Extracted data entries
┄┄┄┄┄┄┄┄┄┄

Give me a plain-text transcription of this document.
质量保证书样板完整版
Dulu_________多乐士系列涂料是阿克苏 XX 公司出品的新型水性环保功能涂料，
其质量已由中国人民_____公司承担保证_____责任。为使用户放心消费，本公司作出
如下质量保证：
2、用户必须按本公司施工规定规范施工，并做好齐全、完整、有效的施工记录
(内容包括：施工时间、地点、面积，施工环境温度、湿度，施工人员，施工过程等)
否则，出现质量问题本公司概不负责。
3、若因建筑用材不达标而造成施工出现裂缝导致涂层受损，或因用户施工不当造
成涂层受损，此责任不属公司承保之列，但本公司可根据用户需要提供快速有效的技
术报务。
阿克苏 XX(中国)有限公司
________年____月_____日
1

┄┄┄┄┄┄┄┄┄┄

All of the material above needs to be retyped word for word.

**THE ANSWER**
Give me a plain-text transcription of this document.
质量保证书样板完整版
Dulu_________多乐士系列涂料是阿克苏 XX 公司出品的新型水性环保功能涂料，
其质量已由中国人民_____公司承担保证_____责任。为使用户放心消费，本公司作出
如下质量保证：
2、用户必须按本公司施工规定规范施工，并做好齐全、完整、有效的施工记录
(内容包括：施工时间、地点、面积，施工环境温度、湿度，施工人员，施工过程等)
否则，出现质量问题本公司概不负责。
3、若因建筑用材不达标而造成施工出现裂缝导致涂层受损，或因用户施工不当造
成涂层受损，此责任不属公司承保之列，但本公司可根据用户需要提供快速有效的技
术报务。
阿克苏 XX(中国)有限公司
________年____月_____日
1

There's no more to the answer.